▶ REQUIREMENT: Copy out the complete listing, word for word.

------ ENTRIES SUPPLIED ------

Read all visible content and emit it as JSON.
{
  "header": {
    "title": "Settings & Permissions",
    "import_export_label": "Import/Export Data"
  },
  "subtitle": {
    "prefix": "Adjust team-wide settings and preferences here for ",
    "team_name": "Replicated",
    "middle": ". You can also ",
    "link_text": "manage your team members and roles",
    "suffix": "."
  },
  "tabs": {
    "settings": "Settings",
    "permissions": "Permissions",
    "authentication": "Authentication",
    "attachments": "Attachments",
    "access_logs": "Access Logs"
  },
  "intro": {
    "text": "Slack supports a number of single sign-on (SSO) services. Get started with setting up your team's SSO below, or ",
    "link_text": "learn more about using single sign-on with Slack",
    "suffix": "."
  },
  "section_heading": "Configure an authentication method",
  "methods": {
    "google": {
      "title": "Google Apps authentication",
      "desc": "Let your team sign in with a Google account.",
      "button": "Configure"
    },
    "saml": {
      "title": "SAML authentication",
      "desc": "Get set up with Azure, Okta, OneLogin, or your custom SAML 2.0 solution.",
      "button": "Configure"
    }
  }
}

------

▶ THE ANSWER:
Read all visible content and emit it as JSON.
{
  "header": {
    "title": "Settings & Permissions",
    "import_export_label": "Import/Export Data"
  },
  "subtitle": {
    "prefix": "Adjust team-wide settings and preferences here for ",
    "team_name": "Replicated",
    "middle": ". You can also ",
    "link_text": "manage your team members and roles",
    "suffix": "."
  },
  "tabs": {
    "settings": "Settings",
    "permissions": "Permissions",
    "authentication": "Authentication",
    "attachments": "Attachments",
    "access_logs": "Access Logs"
  },
  "intro": {
    "text": "Slack supports a number of single sign-on (SSO) services. Get started with setting up your team's SSO below, or ",
    "link_text": "learn more about using single sign-on with Slack",
    "suffix": "."
  },
  "section_heading": "Configure an authentication method",
  "methods": {
    "google": {
      "title": "Google Apps authentication",
      "desc": "Let your team sign in with a Google account.",
      "button": "Configure"
    },
    "saml": {
      "title": "SAML authentication",
      "desc": "Get set up with Azure, Okta, OneLogin, or your custom SAML 2.0 solution.",
      "button": "Configure"
    }
  }
}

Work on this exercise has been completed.